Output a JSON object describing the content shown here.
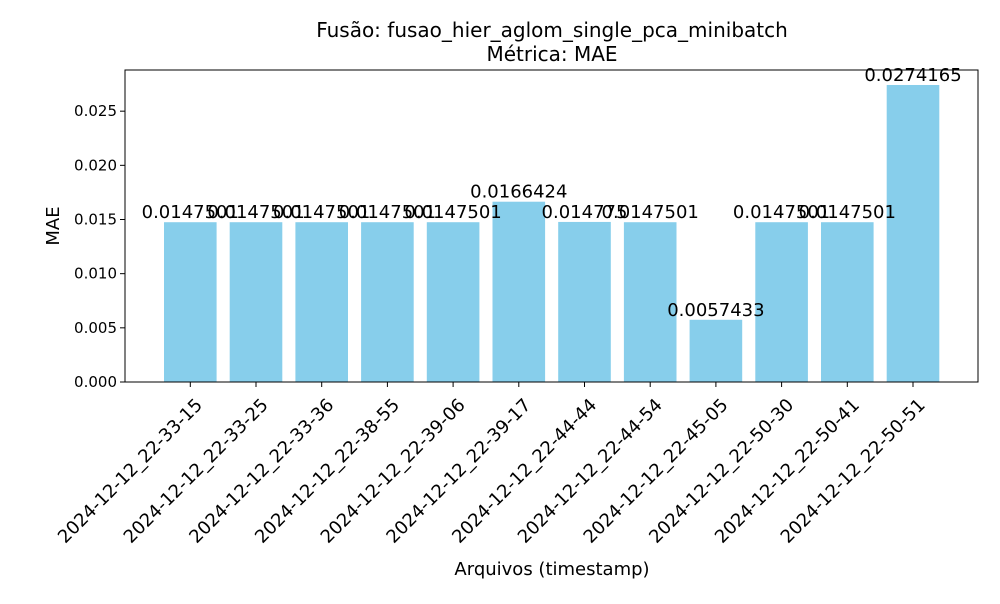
{
  "chart_data": {
    "type": "bar",
    "title": "Fusão: fusao_hier_aglom_single_pca_minibatch",
    "subtitle": "Métrica: MAE",
    "xlabel": "Arquivos (timestamp)",
    "ylabel": "MAE",
    "ylim": [
      0,
      0.0288
    ],
    "yticks": [
      "0.000",
      "0.005",
      "0.010",
      "0.015",
      "0.020",
      "0.025"
    ],
    "categories": [
      "2024-12-12_22-33-15",
      "2024-12-12_22-33-25",
      "2024-12-12_22-33-36",
      "2024-12-12_22-38-55",
      "2024-12-12_22-39-06",
      "2024-12-12_22-39-17",
      "2024-12-12_22-44-44",
      "2024-12-12_22-44-54",
      "2024-12-12_22-45-05",
      "2024-12-12_22-50-30",
      "2024-12-12_22-50-41",
      "2024-12-12_22-50-51"
    ],
    "values": [
      0.0147501,
      0.0147501,
      0.0147501,
      0.0147501,
      0.0147501,
      0.0166424,
      0.014775,
      0.0147501,
      0.0057433,
      0.0147501,
      0.0147501,
      0.0274165
    ],
    "value_labels": [
      "0.0147501",
      "0.0147501",
      "0.0147501",
      "0.0147501",
      "0.0147501",
      "0.0166424",
      "0.014775",
      "0.0147501",
      "0.0057433",
      "0.0147501",
      "0.0147501",
      "0.0274165"
    ],
    "bar_color": "#87ceeb",
    "grid": false,
    "legend": "none"
  }
}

▸ STATED EXERCISE:
Verbatim reproduction of every record is required; images are left out.

▸ EXERCISE SOLUTION:
Output a JSON object describing the content shown here.
{
  "chart_data": {
    "type": "bar",
    "title": "Fusão: fusao_hier_aglom_single_pca_minibatch",
    "subtitle": "Métrica: MAE",
    "xlabel": "Arquivos (timestamp)",
    "ylabel": "MAE",
    "ylim": [
      0,
      0.0288
    ],
    "yticks": [
      "0.000",
      "0.005",
      "0.010",
      "0.015",
      "0.020",
      "0.025"
    ],
    "categories": [
      "2024-12-12_22-33-15",
      "2024-12-12_22-33-25",
      "2024-12-12_22-33-36",
      "2024-12-12_22-38-55",
      "2024-12-12_22-39-06",
      "2024-12-12_22-39-17",
      "2024-12-12_22-44-44",
      "2024-12-12_22-44-54",
      "2024-12-12_22-45-05",
      "2024-12-12_22-50-30",
      "2024-12-12_22-50-41",
      "2024-12-12_22-50-51"
    ],
    "values": [
      0.0147501,
      0.0147501,
      0.0147501,
      0.0147501,
      0.0147501,
      0.0166424,
      0.014775,
      0.0147501,
      0.0057433,
      0.0147501,
      0.0147501,
      0.0274165
    ],
    "value_labels": [
      "0.0147501",
      "0.0147501",
      "0.0147501",
      "0.0147501",
      "0.0147501",
      "0.0166424",
      "0.014775",
      "0.0147501",
      "0.0057433",
      "0.0147501",
      "0.0147501",
      "0.0274165"
    ],
    "bar_color": "#87ceeb",
    "grid": false,
    "legend": "none"
  }
}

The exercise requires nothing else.